*SHORT TASK*
Extract the full set of records, then give each one again exactly.

*DATASET ROWS*
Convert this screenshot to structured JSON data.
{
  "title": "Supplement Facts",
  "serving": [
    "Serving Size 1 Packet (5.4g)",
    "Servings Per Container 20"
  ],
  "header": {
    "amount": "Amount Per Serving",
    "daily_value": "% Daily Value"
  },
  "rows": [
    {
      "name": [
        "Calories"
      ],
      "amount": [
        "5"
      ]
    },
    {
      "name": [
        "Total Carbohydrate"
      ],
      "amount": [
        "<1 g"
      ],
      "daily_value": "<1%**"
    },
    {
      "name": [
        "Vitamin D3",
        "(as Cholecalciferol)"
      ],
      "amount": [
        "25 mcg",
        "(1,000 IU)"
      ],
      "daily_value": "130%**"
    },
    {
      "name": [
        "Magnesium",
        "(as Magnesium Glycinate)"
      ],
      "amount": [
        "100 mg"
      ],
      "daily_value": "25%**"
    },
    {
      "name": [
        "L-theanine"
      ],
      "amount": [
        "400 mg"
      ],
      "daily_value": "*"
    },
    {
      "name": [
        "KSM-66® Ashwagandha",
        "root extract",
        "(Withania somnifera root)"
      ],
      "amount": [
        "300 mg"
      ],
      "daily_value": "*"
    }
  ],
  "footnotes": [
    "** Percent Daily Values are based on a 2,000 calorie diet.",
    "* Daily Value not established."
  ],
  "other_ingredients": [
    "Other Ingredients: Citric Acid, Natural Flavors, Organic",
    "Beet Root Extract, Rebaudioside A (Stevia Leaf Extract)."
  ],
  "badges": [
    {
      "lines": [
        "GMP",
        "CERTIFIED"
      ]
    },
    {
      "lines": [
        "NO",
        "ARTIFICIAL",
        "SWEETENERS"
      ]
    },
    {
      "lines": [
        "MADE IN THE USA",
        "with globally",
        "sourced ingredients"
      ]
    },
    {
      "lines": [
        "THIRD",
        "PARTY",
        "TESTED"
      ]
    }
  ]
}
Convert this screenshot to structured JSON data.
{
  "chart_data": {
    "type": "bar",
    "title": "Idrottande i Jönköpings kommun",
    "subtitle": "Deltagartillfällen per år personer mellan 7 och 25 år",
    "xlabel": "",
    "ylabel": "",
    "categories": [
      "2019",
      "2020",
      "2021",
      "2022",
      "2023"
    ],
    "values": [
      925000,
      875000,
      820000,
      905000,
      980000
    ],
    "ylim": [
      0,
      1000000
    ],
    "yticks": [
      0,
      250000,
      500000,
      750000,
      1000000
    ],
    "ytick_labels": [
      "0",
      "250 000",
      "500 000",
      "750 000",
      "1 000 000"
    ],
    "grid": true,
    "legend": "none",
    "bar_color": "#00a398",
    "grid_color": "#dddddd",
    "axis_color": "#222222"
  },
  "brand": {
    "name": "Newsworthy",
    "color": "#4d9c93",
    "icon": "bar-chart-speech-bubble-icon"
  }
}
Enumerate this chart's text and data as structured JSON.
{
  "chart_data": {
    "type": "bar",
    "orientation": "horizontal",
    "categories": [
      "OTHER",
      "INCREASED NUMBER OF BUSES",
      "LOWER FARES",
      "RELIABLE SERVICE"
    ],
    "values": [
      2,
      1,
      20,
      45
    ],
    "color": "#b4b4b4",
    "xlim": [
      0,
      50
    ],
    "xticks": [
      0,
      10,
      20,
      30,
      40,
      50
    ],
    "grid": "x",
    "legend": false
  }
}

*EXERCISE ANSWER*
Convert this screenshot to structured JSON data.
{
  "title": "Supplement Facts",
  "serving": [
    "Serving Size 1 Packet (5.4g)",
    "Servings Per Container 20"
  ],
  "header": {
    "amount": "Amount Per Serving",
    "daily_value": "% Daily Value"
  },
  "rows": [
    {
      "name": [
        "Calories"
      ],
      "amount": [
        "5"
      ]
    },
    {
      "name": [
        "Total Carbohydrate"
      ],
      "amount": [
        "<1 g"
      ],
      "daily_value": "<1%**"
    },
    {
      "name": [
        "Vitamin D3",
        "(as Cholecalciferol)"
      ],
      "amount": [
        "25 mcg",
        "(1,000 IU)"
      ],
      "daily_value": "130%**"
    },
    {
      "name": [
        "Magnesium",
        "(as Magnesium Glycinate)"
      ],
      "amount": [
        "100 mg"
      ],
      "daily_value": "25%**"
    },
    {
      "name": [
        "L-theanine"
      ],
      "amount": [
        "400 mg"
      ],
      "daily_value": "*"
    },
    {
      "name": [
        "KSM-66® Ashwagandha",
        "root extract",
        "(Withania somnifera root)"
      ],
      "amount": [
        "300 mg"
      ],
      "daily_value": "*"
    }
  ],
  "footnotes": [
    "** Percent Daily Values are based on a 2,000 calorie diet.",
    "* Daily Value not established."
  ],
  "other_ingredients": [
    "Other Ingredients: Citric Acid, Natural Flavors, Organic",
    "Beet Root Extract, Rebaudioside A (Stevia Leaf Extract)."
  ],
  "badges": [
    {
      "lines": [
        "GMP",
        "CERTIFIED"
      ]
    },
    {
      "lines": [
        "NO",
        "ARTIFICIAL",
        "SWEETENERS"
      ]
    },
    {
      "lines": [
        "MADE IN THE USA",
        "with globally",
        "sourced ingredients"
      ]
    },
    {
      "lines": [
        "THIRD",
        "PARTY",
        "TESTED"
      ]
    }
  ]
}
Convert this screenshot to structured JSON data.
{
  "chart_data": {
    "type": "bar",
    "title": "Idrottande i Jönköpings kommun",
    "subtitle": "Deltagartillfällen per år personer mellan 7 och 25 år",
    "xlabel": "",
    "ylabel": "",
    "categories": [
      "2019",
      "2020",
      "2021",
      "2022",
      "2023"
    ],
    "values": [
      925000,
      875000,
      820000,
      905000,
      980000
    ],
    "ylim": [
      0,
      1000000
    ],
    "yticks": [
      0,
      250000,
      500000,
      750000,
      1000000
    ],
    "ytick_labels": [
      "0",
      "250 000",
      "500 000",
      "750 000",
      "1 000 000"
    ],
    "grid": true,
    "legend": "none",
    "bar_color": "#00a398",
    "grid_color": "#dddddd",
    "axis_color": "#222222"
  },
  "brand": {
    "name": "Newsworthy",
    "color": "#4d9c93",
    "icon": "bar-chart-speech-bubble-icon"
  }
}
Enumerate this chart's text and data as structured JSON.
{
  "chart_data": {
    "type": "bar",
    "orientation": "horizontal",
    "categories": [
      "OTHER",
      "INCREASED NUMBER OF BUSES",
      "LOWER FARES",
      "RELIABLE SERVICE"
    ],
    "values": [
      2,
      1,
      20,
      45
    ],
    "color": "#b4b4b4",
    "xlim": [
      0,
      50
    ],
    "xticks": [
      0,
      10,
      20,
      30,
      40,
      50
    ],
    "grid": "x",
    "legend": false
  }
}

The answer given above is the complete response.